▶ _SET PROBLEM_:
Starting from the line that contains "Give me a plain-text", reproduce each line exactly through the end of the material, and include no other lines.
===== LISTING =====
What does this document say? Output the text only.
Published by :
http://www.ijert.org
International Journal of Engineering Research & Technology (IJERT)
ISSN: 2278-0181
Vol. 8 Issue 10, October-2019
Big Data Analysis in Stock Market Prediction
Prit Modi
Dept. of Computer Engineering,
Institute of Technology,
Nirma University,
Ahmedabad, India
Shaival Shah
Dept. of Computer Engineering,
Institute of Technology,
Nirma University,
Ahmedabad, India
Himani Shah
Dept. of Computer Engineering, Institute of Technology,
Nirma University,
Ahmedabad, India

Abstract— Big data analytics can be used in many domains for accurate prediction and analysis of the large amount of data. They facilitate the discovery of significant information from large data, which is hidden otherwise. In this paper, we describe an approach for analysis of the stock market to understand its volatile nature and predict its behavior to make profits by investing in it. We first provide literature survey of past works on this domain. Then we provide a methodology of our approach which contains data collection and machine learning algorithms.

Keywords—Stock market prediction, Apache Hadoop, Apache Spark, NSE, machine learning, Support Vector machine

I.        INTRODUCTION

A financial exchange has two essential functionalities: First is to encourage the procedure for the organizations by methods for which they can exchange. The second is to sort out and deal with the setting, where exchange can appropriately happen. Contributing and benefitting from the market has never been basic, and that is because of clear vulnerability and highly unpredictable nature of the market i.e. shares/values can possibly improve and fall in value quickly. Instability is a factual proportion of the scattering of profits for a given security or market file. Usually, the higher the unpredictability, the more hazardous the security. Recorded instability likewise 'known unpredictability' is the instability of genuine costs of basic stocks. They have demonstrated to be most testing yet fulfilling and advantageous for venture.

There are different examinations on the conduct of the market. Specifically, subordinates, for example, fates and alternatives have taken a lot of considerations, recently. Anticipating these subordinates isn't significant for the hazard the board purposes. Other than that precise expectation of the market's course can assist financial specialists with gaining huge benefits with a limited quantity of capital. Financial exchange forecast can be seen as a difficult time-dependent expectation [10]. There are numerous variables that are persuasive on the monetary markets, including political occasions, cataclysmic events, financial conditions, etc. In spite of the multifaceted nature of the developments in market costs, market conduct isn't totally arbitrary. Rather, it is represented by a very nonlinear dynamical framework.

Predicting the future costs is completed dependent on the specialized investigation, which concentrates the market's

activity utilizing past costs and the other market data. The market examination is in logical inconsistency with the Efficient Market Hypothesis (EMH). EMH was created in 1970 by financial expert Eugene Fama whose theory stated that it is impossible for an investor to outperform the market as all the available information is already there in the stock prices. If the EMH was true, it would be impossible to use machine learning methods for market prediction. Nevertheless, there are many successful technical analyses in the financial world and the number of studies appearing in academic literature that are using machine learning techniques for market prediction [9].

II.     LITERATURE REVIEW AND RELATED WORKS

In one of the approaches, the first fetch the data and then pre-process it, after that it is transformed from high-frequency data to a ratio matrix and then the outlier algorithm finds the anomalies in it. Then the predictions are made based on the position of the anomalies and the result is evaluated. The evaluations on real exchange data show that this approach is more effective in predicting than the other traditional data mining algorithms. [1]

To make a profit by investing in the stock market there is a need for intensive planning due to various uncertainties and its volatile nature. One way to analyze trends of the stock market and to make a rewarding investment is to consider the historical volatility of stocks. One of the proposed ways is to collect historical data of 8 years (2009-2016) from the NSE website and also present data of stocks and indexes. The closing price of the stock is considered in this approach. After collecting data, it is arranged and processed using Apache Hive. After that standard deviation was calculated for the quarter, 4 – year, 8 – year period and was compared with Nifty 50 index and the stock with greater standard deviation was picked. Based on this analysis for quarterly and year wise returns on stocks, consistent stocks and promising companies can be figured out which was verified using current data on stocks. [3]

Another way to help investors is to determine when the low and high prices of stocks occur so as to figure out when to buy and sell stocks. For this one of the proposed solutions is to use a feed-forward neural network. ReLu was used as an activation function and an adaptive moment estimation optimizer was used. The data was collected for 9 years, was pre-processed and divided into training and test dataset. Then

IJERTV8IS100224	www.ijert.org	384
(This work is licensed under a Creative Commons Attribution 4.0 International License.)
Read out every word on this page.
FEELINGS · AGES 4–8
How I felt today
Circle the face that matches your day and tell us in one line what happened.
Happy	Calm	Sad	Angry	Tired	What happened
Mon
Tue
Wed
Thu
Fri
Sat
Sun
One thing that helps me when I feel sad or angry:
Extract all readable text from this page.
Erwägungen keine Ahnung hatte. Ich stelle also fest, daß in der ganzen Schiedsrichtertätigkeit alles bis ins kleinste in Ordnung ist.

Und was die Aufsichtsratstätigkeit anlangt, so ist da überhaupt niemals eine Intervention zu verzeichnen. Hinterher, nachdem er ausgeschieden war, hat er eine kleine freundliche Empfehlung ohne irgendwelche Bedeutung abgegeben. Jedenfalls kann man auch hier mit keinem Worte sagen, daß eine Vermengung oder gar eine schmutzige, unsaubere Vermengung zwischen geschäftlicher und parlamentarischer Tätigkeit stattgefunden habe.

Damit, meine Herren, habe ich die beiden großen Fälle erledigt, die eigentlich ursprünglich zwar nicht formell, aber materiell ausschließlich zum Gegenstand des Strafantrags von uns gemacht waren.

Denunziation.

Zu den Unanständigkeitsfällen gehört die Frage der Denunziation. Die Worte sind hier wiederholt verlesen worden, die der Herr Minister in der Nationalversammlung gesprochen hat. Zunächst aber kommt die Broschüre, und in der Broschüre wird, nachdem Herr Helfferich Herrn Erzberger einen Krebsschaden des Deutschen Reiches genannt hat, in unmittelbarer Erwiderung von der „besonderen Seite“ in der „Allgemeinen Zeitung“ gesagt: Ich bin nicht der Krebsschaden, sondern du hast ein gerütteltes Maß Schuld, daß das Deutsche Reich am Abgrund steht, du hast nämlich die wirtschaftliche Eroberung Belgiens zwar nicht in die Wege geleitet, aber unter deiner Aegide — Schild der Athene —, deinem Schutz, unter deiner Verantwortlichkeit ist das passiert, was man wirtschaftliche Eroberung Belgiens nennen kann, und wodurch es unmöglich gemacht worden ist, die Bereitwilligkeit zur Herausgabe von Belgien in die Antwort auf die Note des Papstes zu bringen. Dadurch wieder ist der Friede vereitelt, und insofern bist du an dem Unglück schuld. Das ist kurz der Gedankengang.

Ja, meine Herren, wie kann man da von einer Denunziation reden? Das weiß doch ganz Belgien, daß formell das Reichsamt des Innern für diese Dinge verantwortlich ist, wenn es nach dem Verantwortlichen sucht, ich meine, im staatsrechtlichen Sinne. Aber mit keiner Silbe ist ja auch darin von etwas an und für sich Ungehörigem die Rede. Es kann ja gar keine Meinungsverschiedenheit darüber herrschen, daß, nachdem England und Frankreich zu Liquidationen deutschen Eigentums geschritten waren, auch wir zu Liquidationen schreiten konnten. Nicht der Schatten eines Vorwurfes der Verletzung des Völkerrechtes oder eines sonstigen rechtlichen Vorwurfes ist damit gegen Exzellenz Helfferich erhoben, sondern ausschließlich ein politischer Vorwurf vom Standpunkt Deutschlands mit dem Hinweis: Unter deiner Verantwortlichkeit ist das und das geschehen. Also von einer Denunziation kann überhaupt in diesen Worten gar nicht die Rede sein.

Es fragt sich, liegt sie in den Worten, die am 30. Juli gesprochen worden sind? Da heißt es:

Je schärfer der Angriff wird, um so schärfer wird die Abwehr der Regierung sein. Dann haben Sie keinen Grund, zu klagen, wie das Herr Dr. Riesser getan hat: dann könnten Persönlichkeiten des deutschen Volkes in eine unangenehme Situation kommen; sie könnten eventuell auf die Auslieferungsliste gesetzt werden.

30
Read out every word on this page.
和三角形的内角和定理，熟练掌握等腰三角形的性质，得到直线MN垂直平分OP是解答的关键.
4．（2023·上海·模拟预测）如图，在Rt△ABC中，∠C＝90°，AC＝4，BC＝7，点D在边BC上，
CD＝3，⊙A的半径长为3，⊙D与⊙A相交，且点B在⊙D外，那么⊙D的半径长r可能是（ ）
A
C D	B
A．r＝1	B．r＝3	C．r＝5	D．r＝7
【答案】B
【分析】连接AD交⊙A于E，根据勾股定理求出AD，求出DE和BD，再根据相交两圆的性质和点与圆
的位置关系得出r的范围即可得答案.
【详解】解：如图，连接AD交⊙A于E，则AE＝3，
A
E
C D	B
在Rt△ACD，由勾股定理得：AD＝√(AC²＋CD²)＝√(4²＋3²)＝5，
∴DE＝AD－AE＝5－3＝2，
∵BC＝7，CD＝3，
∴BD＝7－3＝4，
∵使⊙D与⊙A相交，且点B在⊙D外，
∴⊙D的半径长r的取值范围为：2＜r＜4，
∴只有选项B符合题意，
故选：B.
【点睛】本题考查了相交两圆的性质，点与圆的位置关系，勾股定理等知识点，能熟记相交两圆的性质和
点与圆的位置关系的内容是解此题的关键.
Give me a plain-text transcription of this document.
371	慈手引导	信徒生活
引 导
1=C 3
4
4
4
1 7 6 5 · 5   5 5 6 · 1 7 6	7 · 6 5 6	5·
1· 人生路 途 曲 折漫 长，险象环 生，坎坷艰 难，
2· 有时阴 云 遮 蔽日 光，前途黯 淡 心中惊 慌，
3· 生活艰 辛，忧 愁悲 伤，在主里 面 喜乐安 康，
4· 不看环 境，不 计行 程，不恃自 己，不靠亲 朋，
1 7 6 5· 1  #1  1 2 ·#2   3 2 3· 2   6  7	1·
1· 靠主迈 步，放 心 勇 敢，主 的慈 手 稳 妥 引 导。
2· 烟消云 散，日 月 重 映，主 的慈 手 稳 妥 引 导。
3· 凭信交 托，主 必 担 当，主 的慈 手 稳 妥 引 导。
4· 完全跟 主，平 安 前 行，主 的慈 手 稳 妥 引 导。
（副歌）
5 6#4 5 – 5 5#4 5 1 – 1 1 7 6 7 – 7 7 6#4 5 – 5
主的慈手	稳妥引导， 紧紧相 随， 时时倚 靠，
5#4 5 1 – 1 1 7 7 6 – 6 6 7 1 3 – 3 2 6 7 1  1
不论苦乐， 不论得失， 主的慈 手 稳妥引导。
=====
▶ _FULL ANSWER_:
Give me a plain-text transcription of this document.
371	慈手引导	信徒生活
引 导
1=C 3
4
4
4
1 7 6 5 · 5   5 5 6 · 1 7 6	7 · 6 5 6	5·
1· 人生路 途 曲 折漫 长，险象环 生，坎坷艰 难，
2· 有时阴 云 遮 蔽日 光，前途黯 淡 心中惊 慌，
3· 生活艰 辛，忧 愁悲 伤，在主里 面 喜乐安 康，
4· 不看环 境，不 计行 程，不恃自 己，不靠亲 朋，
1 7 6 5· 1  #1  1 2 ·#2   3 2 3· 2   6  7	1·
1· 靠主迈 步，放 心 勇 敢，主 的慈 手 稳 妥 引 导。
2· 烟消云 散，日 月 重 映，主 的慈 手 稳 妥 引 导。
3· 凭信交 托，主 必 担 当，主 的慈 手 稳 妥 引 导。
4· 完全跟 主，平 安 前 行，主 的慈 手 稳 妥 引 导。
（副歌）
5 6#4 5 – 5 5#4 5 1 – 1 1 7 6 7 – 7 7 6#4 5 – 5
主的慈手	稳妥引导， 紧紧相 随， 时时倚 靠，
5#4 5 1 – 1 1 7 7 6 – 6 6 7 1 3 – 3 2 6 7 1  1
不论苦乐， 不论得失， 主的慈 手 稳妥引导。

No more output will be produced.